_Required work:_
Reproduce every line of each entry below word for word, but leave out the pictures.

[Dataset records start]

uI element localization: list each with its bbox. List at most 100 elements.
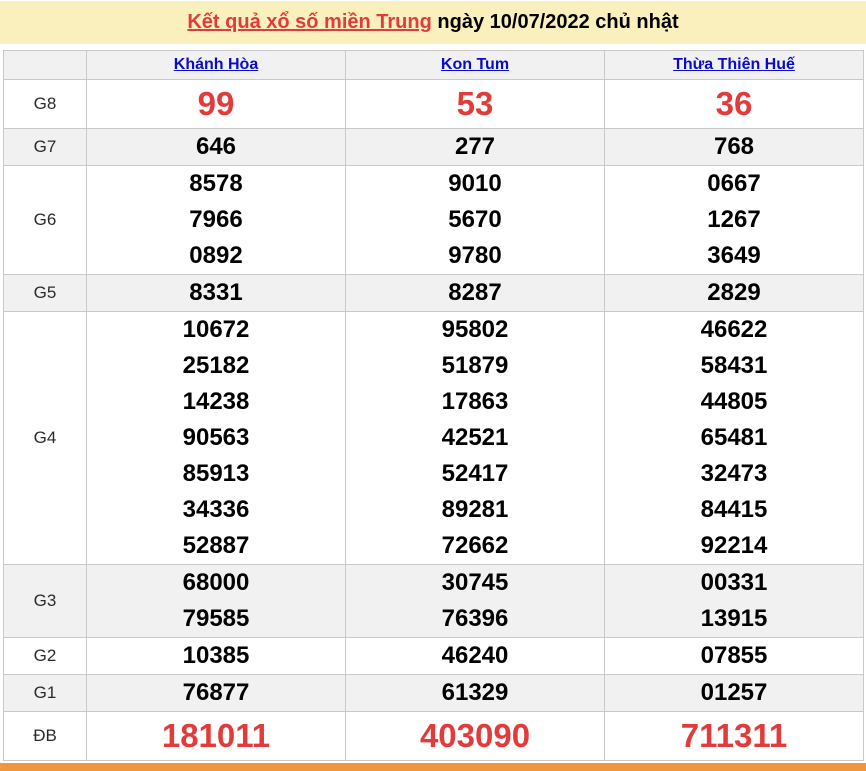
prize-row-g5: G5 8331 8287 2829 bbox=[3, 274, 864, 312]
prize-label: ĐB bbox=[3, 711, 87, 761]
prize-number: 89281 bbox=[441, 496, 509, 523]
prize-numbers-cell-kon-tum: 403090 bbox=[345, 711, 605, 761]
prize-number: 17863 bbox=[441, 388, 509, 415]
prize-numbers-cell-khanh-hoa: 8578 7966 0892 bbox=[86, 165, 346, 275]
province-link-kon-tum[interactable]: Kon Tum bbox=[440, 56, 510, 73]
prize-number: 61329 bbox=[441, 679, 509, 706]
prize-number: 32473 bbox=[700, 460, 768, 487]
prize-number: 2829 bbox=[707, 279, 761, 306]
prize-number: 7966 bbox=[189, 206, 243, 233]
prize-number: 711311 bbox=[680, 717, 788, 754]
prize-numbers-cell-kon-tum: 61329 bbox=[345, 674, 605, 712]
prize-numbers-cell-khanh-hoa: 68000 79585 bbox=[86, 564, 346, 638]
prize-number: 0667 bbox=[707, 170, 761, 197]
prize-number: 53 bbox=[456, 85, 494, 122]
province-header-khanh-hoa: Khánh Hòa bbox=[86, 50, 346, 80]
prize-numbers-cell-kon-tum: 277 bbox=[345, 128, 605, 166]
prize-numbers-cell-thua-thien-hue: 768 bbox=[604, 128, 864, 166]
footer-bar bbox=[0, 763, 866, 771]
prize-numbers-cell-kon-tum: 9010 5670 9780 bbox=[345, 165, 605, 275]
prize-numbers-cell-thua-thien-hue: 46622 58431 44805 65481 32473 84415 92214 bbox=[604, 311, 864, 565]
prize-number: 25182 bbox=[182, 352, 250, 379]
prize-number: 181011 bbox=[161, 717, 271, 754]
prize-numbers-cell-khanh-hoa: 181011 bbox=[86, 711, 346, 761]
prize-numbers-cell-khanh-hoa: 8331 bbox=[86, 274, 346, 312]
prize-number: 85913 bbox=[182, 460, 250, 487]
province-header-kon-tum: Kon Tum bbox=[345, 50, 605, 80]
corner-cell bbox=[3, 50, 87, 80]
prize-number: 52417 bbox=[441, 460, 509, 487]
prize-numbers-cell-khanh-hoa: 99 bbox=[86, 79, 346, 129]
prize-numbers-cell-kon-tum: 30745 76396 bbox=[345, 564, 605, 638]
prize-label: G5 bbox=[3, 274, 87, 312]
prize-number: 68000 bbox=[182, 569, 250, 596]
prize-number: 34336 bbox=[182, 496, 250, 523]
prize-number: 76877 bbox=[182, 679, 250, 706]
prize-number: 01257 bbox=[700, 679, 768, 706]
prize-numbers-cell-khanh-hoa: 646 bbox=[86, 128, 346, 166]
prize-numbers-cell-khanh-hoa: 10385 bbox=[86, 637, 346, 675]
province-header-row: Khánh Hòa Kon Tum Thừa Thiên Huế bbox=[3, 50, 864, 80]
prize-number: 8331 bbox=[189, 279, 243, 306]
prize-numbers-cell-thua-thien-hue: 0667 1267 3649 bbox=[604, 165, 864, 275]
prize-number: 46240 bbox=[441, 642, 509, 669]
prize-numbers-cell-kon-tum: 95802 51879 17863 42521 52417 89281 72662 bbox=[345, 311, 605, 565]
prize-label: G2 bbox=[3, 637, 87, 675]
prize-number: 51879 bbox=[441, 352, 509, 379]
prize-numbers-cell-kon-tum: 46240 bbox=[345, 637, 605, 675]
prize-number: 277 bbox=[454, 133, 496, 160]
prize-number: 10385 bbox=[182, 642, 250, 669]
prize-number: 65481 bbox=[700, 424, 768, 451]
prize-numbers-cell-thua-thien-hue: 00331 13915 bbox=[604, 564, 864, 638]
prize-number: 36 bbox=[715, 85, 753, 122]
prize-number: 72662 bbox=[441, 532, 509, 559]
prize-numbers-cell-thua-thien-hue: 2829 bbox=[604, 274, 864, 312]
prize-number: 10672 bbox=[182, 316, 250, 343]
prize-number: 8578 bbox=[189, 170, 243, 197]
results-table: Khánh Hòa Kon Tum Thừa Thiên Huế G8 99 53 36 G… bbox=[3, 50, 864, 761]
prize-number: 58431 bbox=[700, 352, 768, 379]
result-title-link[interactable]: Kết quả xổ số miền Trung bbox=[187, 11, 432, 33]
prize-numbers-cell-thua-thien-hue: 01257 bbox=[604, 674, 864, 712]
prize-label: G8 bbox=[3, 79, 87, 129]
prize-number: 52887 bbox=[182, 532, 250, 559]
prize-number: 646 bbox=[195, 133, 237, 160]
prize-label: G1 bbox=[3, 674, 87, 712]
prize-label: G6 bbox=[3, 165, 87, 275]
prize-number: 403090 bbox=[419, 717, 531, 754]
prize-numbers-cell-thua-thien-hue: 711311 bbox=[604, 711, 864, 761]
prize-row-g1: G1 76877 61329 01257 bbox=[3, 674, 864, 712]
prize-numbers-cell-khanh-hoa: 10672 25182 14238 90563 85913 34336 52887 bbox=[86, 311, 346, 565]
prize-numbers-cell-kon-tum: 53 bbox=[345, 79, 605, 129]
prize-row-g6: G6 8578 7966 0892 9010 5670 9780 0667 1267 3649 bbox=[3, 165, 864, 275]
prize-number: 79585 bbox=[182, 605, 250, 632]
prize-number: 1267 bbox=[707, 206, 761, 233]
prize-number: 42521 bbox=[441, 424, 509, 451]
prize-number: 8287 bbox=[448, 279, 502, 306]
prize-number: 76396 bbox=[441, 605, 509, 632]
prize-number: 0892 bbox=[189, 242, 243, 269]
prize-row-g2: G2 10385 46240 07855 bbox=[3, 637, 864, 675]
prize-number: 5670 bbox=[448, 206, 502, 233]
prize-number: 00331 bbox=[700, 569, 768, 596]
prize-number: 84415 bbox=[700, 496, 768, 523]
prize-number: 07855 bbox=[700, 642, 768, 669]
province-link-khanh-hoa[interactable]: Khánh Hòa bbox=[173, 56, 259, 73]
prize-row-g7: G7 646 277 768 bbox=[3, 128, 864, 166]
province-link-thua-thien-hue[interactable]: Thừa Thiên Huế bbox=[673, 56, 795, 73]
prize-numbers-cell-kon-tum: 8287 bbox=[345, 274, 605, 312]
prize-number: 9780 bbox=[448, 242, 502, 269]
prize-number: 44805 bbox=[700, 388, 768, 415]
province-header-thua-thien-hue: Thừa Thiên Huế bbox=[604, 50, 864, 80]
prize-row-g3: G3 68000 79585 30745 76396 00331 13915 bbox=[3, 564, 864, 638]
prize-number: 3649 bbox=[707, 242, 761, 269]
prize-label: G4 bbox=[3, 311, 87, 565]
prize-number: 9010 bbox=[448, 170, 502, 197]
prize-number: 30745 bbox=[441, 569, 509, 596]
prize-numbers-cell-thua-thien-hue: 07855 bbox=[604, 637, 864, 675]
prize-number: 13915 bbox=[700, 605, 768, 632]
prize-number: 95802 bbox=[441, 316, 509, 343]
prize-numbers-cell-thua-thien-hue: 36 bbox=[604, 79, 864, 129]
prize-number: 92214 bbox=[700, 532, 768, 559]
prize-number: 90563 bbox=[182, 424, 250, 451]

[Dataset records end]

_Result:_
uI element localization: list each with its bbox. List at most 100 elements.
prize-row-g5: G5 8331 8287 2829 bbox=[3, 274, 864, 312]
prize-label: ĐB bbox=[3, 711, 87, 761]
prize-number: 89281 bbox=[441, 496, 509, 523]
prize-numbers-cell-kon-tum: 403090 bbox=[345, 711, 605, 761]
prize-number: 17863 bbox=[441, 388, 509, 415]
prize-numbers-cell-khanh-hoa: 8578 7966 0892 bbox=[86, 165, 346, 275]
province-link-kon-tum[interactable]: Kon Tum bbox=[440, 56, 510, 73]
prize-number: 61329 bbox=[441, 679, 509, 706]
prize-number: 32473 bbox=[700, 460, 768, 487]
prize-number: 2829 bbox=[707, 279, 761, 306]
prize-number: 7966 bbox=[189, 206, 243, 233]
prize-number: 711311 bbox=[680, 717, 788, 754]
prize-numbers-cell-kon-tum: 61329 bbox=[345, 674, 605, 712]
prize-numbers-cell-khanh-hoa: 68000 79585 bbox=[86, 564, 346, 638]
prize-number: 0667 bbox=[707, 170, 761, 197]
prize-number: 53 bbox=[456, 85, 494, 122]
province-header-khanh-hoa: Khánh Hòa bbox=[86, 50, 346, 80]
prize-numbers-cell-kon-tum: 277 bbox=[345, 128, 605, 166]
prize-numbers-cell-thua-thien-hue: 768 bbox=[604, 128, 864, 166]
footer-bar bbox=[0, 763, 866, 771]
prize-numbers-cell-kon-tum: 9010 5670 9780 bbox=[345, 165, 605, 275]
prize-numbers-cell-thua-thien-hue: 46622 58431 44805 65481 32473 84415 92214 bbox=[604, 311, 864, 565]
prize-number: 25182 bbox=[182, 352, 250, 379]
prize-number: 181011 bbox=[161, 717, 271, 754]
prize-numbers-cell-khanh-hoa: 181011 bbox=[86, 711, 346, 761]
prize-numbers-cell-khanh-hoa: 8331 bbox=[86, 274, 346, 312]
prize-number: 85913 bbox=[182, 460, 250, 487]
province-header-kon-tum: Kon Tum bbox=[345, 50, 605, 80]
corner-cell bbox=[3, 50, 87, 80]
prize-number: 52417 bbox=[441, 460, 509, 487]
prize-numbers-cell-khanh-hoa: 99 bbox=[86, 79, 346, 129]
prize-numbers-cell-kon-tum: 30745 76396 bbox=[345, 564, 605, 638]
prize-label: G5 bbox=[3, 274, 87, 312]
prize-number: 68000 bbox=[182, 569, 250, 596]
prize-number: 34336 bbox=[182, 496, 250, 523]
prize-number: 76877 bbox=[182, 679, 250, 706]
prize-number: 01257 bbox=[700, 679, 768, 706]
prize-numbers-cell-khanh-hoa: 646 bbox=[86, 128, 346, 166]
prize-numbers-cell-khanh-hoa: 10385 bbox=[86, 637, 346, 675]
province-header-row: Khánh Hòa Kon Tum Thừa Thiên Huế bbox=[3, 50, 864, 80]
prize-number: 8331 bbox=[189, 279, 243, 306]
prize-numbers-cell-thua-thien-hue: 0667 1267 3649 bbox=[604, 165, 864, 275]
prize-number: 46240 bbox=[441, 642, 509, 669]
prize-numbers-cell-kon-tum: 95802 51879 17863 42521 52417 89281 72662 bbox=[345, 311, 605, 565]
prize-label: G2 bbox=[3, 637, 87, 675]
prize-number: 51879 bbox=[441, 352, 509, 379]
prize-numbers-cell-kon-tum: 46240 bbox=[345, 637, 605, 675]
prize-number: 277 bbox=[454, 133, 496, 160]
prize-number: 10385 bbox=[182, 642, 250, 669]
prize-number: 65481 bbox=[700, 424, 768, 451]
prize-numbers-cell-thua-thien-hue: 00331 13915 bbox=[604, 564, 864, 638]
prize-number: 36 bbox=[715, 85, 753, 122]
prize-number: 72662 bbox=[441, 532, 509, 559]
prize-numbers-cell-thua-thien-hue: 2829 bbox=[604, 274, 864, 312]
prize-number: 10672 bbox=[182, 316, 250, 343]
prize-number: 8578 bbox=[189, 170, 243, 197]
results-table: Khánh Hòa Kon Tum Thừa Thiên Huế G8 99 53 36 G… bbox=[3, 50, 864, 761]
prize-number: 58431 bbox=[700, 352, 768, 379]
result-title-link[interactable]: Kết quả xổ số miền Trung bbox=[187, 11, 432, 33]
prize-numbers-cell-thua-thien-hue: 01257 bbox=[604, 674, 864, 712]
prize-label: G8 bbox=[3, 79, 87, 129]
prize-number: 52887 bbox=[182, 532, 250, 559]
prize-number: 646 bbox=[195, 133, 237, 160]
prize-label: G1 bbox=[3, 674, 87, 712]
prize-label: G6 bbox=[3, 165, 87, 275]
prize-number: 403090 bbox=[419, 717, 531, 754]
prize-numbers-cell-thua-thien-hue: 711311 bbox=[604, 711, 864, 761]
prize-row-g1: G1 76877 61329 01257 bbox=[3, 674, 864, 712]
prize-numbers-cell-khanh-hoa: 10672 25182 14238 90563 85913 34336 52887 bbox=[86, 311, 346, 565]
prize-numbers-cell-kon-tum: 53 bbox=[345, 79, 605, 129]
prize-row-g6: G6 8578 7966 0892 9010 5670 9780 0667 1267 3649 bbox=[3, 165, 864, 275]
prize-number: 79585 bbox=[182, 605, 250, 632]
prize-number: 1267 bbox=[707, 206, 761, 233]
prize-number: 42521 bbox=[441, 424, 509, 451]
prize-number: 8287 bbox=[448, 279, 502, 306]
prize-number: 76396 bbox=[441, 605, 509, 632]
prize-number: 0892 bbox=[189, 242, 243, 269]
prize-row-g2: G2 10385 46240 07855 bbox=[3, 637, 864, 675]
prize-number: 5670 bbox=[448, 206, 502, 233]
prize-number: 00331 bbox=[700, 569, 768, 596]
prize-number: 84415 bbox=[700, 496, 768, 523]
prize-number: 07855 bbox=[700, 642, 768, 669]
province-link-khanh-hoa[interactable]: Khánh Hòa bbox=[173, 56, 259, 73]
prize-row-g7: G7 646 277 768 bbox=[3, 128, 864, 166]
province-link-thua-thien-hue[interactable]: Thừa Thiên Huế bbox=[673, 56, 795, 73]
prize-numbers-cell-kon-tum: 8287 bbox=[345, 274, 605, 312]
prize-number: 9780 bbox=[448, 242, 502, 269]
prize-number: 44805 bbox=[700, 388, 768, 415]
province-header-thua-thien-hue: Thừa Thiên Huế bbox=[604, 50, 864, 80]
prize-row-g3: G3 68000 79585 30745 76396 00331 13915 bbox=[3, 564, 864, 638]
prize-number: 3649 bbox=[707, 242, 761, 269]
prize-label: G4 bbox=[3, 311, 87, 565]
prize-number: 9010 bbox=[448, 170, 502, 197]
prize-number: 30745 bbox=[441, 569, 509, 596]
prize-numbers-cell-thua-thien-hue: 07855 bbox=[604, 637, 864, 675]
prize-number: 13915 bbox=[700, 605, 768, 632]
prize-number: 95802 bbox=[441, 316, 509, 343]
prize-numbers-cell-thua-thien-hue: 36 bbox=[604, 79, 864, 129]
prize-number: 92214 bbox=[700, 532, 768, 559]
prize-number: 90563 bbox=[182, 424, 250, 451]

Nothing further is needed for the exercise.